DO THIS ->
Of the lines below, count those containing the word "University". Reply with the number alone.

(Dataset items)

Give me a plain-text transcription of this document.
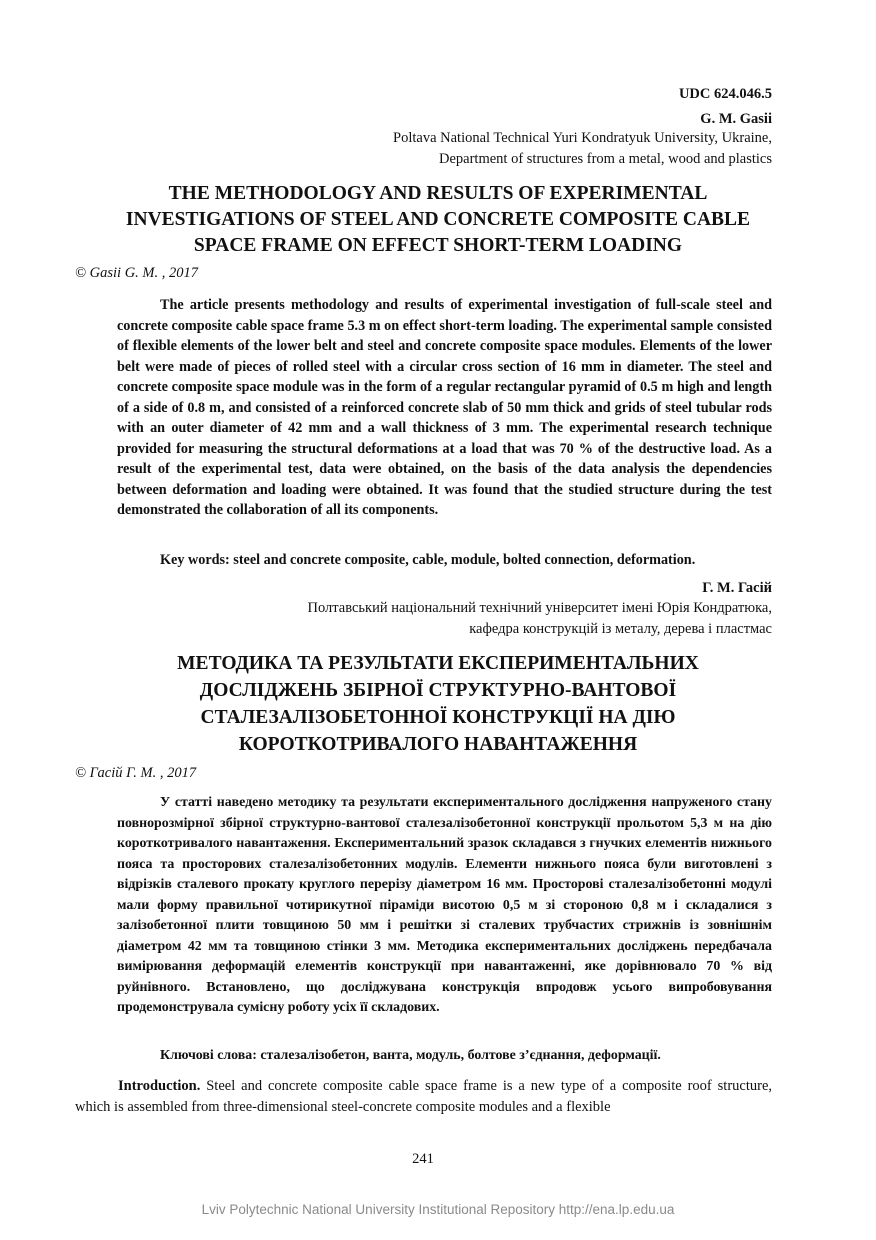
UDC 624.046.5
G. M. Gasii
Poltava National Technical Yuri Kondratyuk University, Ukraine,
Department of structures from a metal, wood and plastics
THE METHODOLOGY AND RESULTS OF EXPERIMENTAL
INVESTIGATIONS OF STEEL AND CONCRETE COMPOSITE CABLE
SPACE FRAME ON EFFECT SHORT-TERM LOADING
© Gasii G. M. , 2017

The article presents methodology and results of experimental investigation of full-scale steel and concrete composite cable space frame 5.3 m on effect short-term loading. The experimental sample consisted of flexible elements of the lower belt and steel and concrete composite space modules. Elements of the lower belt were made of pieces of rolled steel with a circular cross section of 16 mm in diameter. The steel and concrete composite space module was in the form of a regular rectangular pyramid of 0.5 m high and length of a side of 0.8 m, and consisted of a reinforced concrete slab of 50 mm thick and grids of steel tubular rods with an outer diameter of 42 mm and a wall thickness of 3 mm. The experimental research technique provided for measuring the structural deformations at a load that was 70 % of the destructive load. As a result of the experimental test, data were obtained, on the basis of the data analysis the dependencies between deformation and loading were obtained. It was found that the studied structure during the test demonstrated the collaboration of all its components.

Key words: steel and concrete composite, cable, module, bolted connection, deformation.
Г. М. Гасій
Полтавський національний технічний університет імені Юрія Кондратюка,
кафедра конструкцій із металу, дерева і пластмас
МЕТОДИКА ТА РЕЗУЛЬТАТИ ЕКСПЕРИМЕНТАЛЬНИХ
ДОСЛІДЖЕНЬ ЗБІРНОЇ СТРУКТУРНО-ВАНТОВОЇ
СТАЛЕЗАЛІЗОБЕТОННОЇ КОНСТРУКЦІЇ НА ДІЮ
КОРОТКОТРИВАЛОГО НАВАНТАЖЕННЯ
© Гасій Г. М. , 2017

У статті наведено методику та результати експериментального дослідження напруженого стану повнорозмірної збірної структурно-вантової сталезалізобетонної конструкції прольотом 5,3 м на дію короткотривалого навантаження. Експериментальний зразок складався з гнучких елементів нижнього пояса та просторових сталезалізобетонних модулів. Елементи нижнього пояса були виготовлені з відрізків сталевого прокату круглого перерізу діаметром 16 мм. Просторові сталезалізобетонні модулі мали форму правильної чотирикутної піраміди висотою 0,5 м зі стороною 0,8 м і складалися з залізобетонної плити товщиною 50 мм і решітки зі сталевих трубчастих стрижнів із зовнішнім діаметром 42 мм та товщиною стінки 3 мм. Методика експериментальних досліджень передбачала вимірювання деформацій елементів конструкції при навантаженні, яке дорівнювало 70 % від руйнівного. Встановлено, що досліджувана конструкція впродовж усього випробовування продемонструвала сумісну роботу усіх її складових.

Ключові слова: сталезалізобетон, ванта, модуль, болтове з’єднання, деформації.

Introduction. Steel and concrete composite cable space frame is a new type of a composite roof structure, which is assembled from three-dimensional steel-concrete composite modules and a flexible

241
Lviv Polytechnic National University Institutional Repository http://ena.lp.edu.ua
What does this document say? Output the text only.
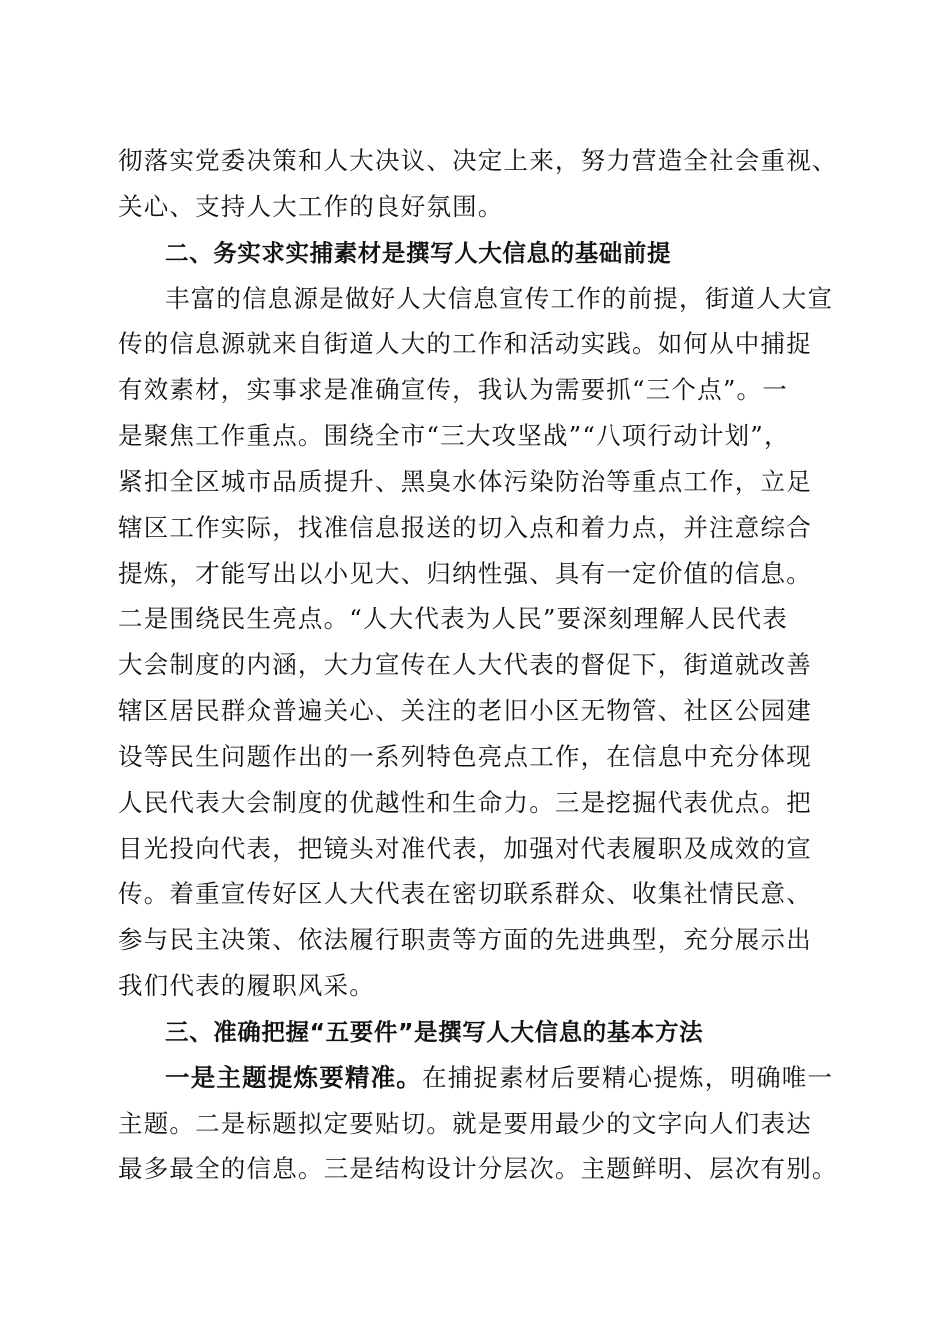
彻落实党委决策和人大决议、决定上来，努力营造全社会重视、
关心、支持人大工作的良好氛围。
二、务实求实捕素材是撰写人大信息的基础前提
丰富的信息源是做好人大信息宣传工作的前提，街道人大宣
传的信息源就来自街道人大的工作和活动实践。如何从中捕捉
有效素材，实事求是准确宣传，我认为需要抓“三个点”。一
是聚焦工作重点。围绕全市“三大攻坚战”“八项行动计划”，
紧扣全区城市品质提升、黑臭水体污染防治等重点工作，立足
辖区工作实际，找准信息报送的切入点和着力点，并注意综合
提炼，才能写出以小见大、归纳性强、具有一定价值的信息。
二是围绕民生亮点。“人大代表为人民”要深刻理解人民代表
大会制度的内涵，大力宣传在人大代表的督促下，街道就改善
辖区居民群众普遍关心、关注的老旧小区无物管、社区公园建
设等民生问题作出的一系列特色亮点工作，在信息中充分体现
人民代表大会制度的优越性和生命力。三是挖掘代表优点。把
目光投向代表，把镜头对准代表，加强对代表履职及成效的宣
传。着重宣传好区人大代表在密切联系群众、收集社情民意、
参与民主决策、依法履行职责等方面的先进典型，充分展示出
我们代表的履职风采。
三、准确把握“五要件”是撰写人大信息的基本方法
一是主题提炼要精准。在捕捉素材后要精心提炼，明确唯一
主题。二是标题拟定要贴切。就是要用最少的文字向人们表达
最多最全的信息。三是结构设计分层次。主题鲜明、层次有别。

RESULT FOR THIS EXERCISE ->
2